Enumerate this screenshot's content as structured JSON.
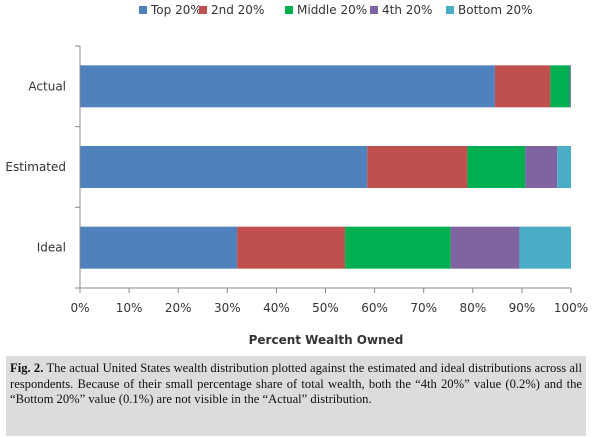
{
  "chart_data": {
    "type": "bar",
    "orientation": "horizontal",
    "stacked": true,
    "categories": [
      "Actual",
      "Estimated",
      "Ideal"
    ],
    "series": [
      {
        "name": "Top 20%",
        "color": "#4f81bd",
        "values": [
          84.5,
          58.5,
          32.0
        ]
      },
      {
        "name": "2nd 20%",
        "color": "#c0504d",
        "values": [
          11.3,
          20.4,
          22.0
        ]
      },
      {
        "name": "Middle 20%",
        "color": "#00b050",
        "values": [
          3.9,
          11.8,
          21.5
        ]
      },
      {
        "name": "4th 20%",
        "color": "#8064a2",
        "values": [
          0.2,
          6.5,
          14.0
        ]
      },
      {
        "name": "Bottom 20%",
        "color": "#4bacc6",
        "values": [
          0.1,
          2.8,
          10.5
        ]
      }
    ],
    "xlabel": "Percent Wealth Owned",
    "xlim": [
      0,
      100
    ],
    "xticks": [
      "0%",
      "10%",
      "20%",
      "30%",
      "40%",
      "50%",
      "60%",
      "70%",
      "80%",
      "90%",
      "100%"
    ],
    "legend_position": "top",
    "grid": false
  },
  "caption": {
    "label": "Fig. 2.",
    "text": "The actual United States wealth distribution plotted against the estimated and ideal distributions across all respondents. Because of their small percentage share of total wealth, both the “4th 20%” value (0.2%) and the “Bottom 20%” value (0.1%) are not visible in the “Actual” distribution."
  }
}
========================================================================
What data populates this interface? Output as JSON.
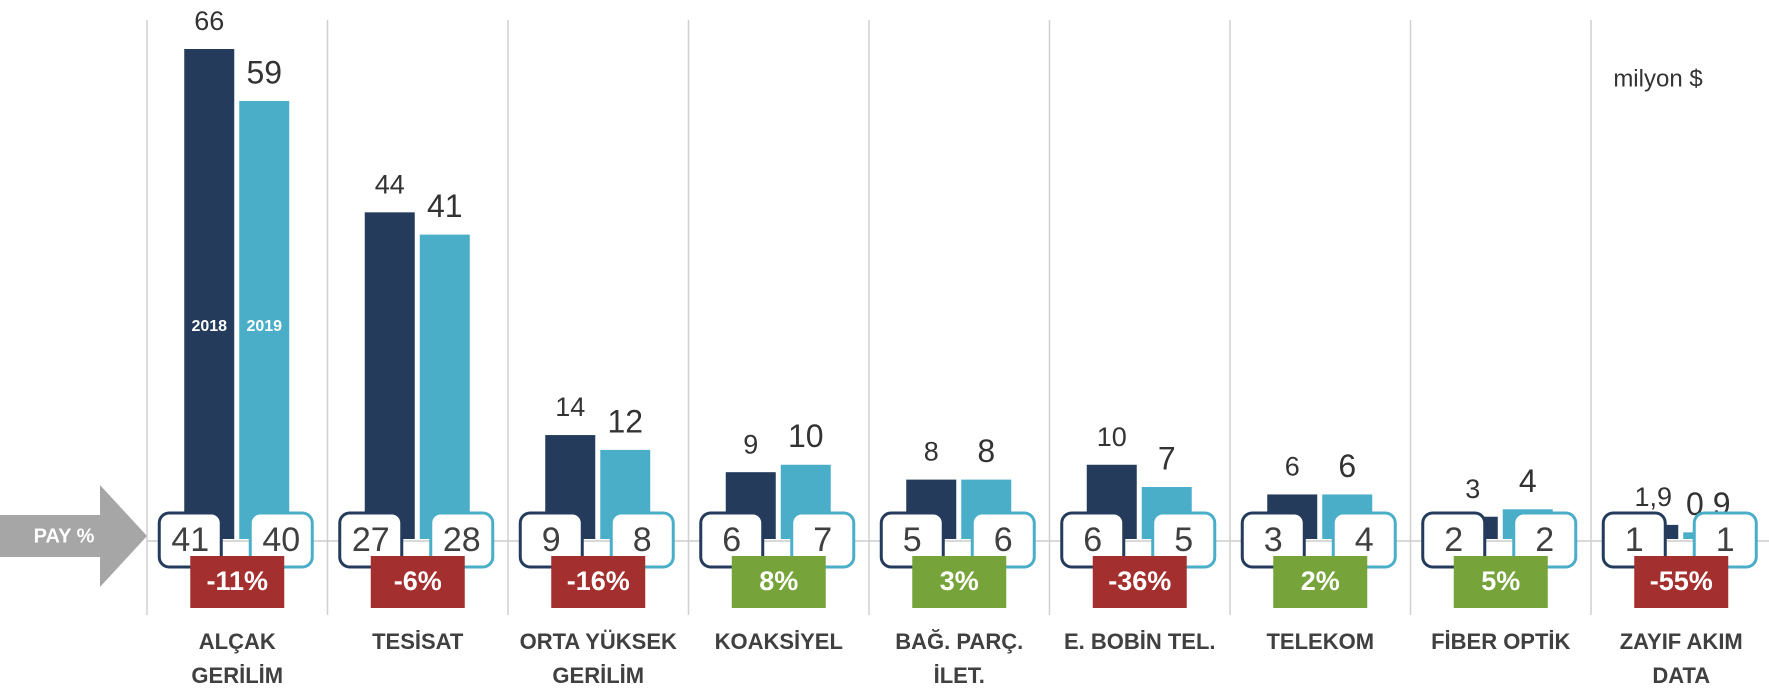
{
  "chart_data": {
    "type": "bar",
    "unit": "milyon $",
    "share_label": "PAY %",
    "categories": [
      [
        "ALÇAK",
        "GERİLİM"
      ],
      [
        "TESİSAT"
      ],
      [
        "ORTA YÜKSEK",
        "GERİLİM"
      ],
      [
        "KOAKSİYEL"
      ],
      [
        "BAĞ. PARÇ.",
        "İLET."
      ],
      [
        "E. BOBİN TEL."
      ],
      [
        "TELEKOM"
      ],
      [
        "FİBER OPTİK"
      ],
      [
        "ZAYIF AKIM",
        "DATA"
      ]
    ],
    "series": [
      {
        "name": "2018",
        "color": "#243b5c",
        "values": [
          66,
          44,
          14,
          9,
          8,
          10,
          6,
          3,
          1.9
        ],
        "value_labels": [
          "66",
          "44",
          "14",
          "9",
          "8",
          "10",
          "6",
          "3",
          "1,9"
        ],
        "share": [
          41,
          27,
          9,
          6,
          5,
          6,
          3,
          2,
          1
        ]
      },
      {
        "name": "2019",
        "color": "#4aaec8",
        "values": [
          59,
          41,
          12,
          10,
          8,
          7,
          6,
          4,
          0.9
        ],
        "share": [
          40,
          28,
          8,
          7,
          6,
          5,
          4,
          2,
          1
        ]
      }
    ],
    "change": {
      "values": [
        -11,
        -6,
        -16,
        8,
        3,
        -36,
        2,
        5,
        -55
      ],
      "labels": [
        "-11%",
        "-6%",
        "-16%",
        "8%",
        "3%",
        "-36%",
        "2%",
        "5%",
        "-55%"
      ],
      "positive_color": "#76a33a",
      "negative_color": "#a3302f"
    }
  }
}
========================================================================
• _Directions for this task_
In the entries above, find each line with the string "Bottom" and copy it.

• _Answer below_
        "name": "Bottom 20%",
    "text": "The actual United States wealth distribution plotted against the estimated and ideal distributions across all respondents. Because of their small percentage share of total wealth, both the “4th 20%” value (0.2%) and the “Bottom 20%” value (0.1%) are not visible in the “Actual” distribution."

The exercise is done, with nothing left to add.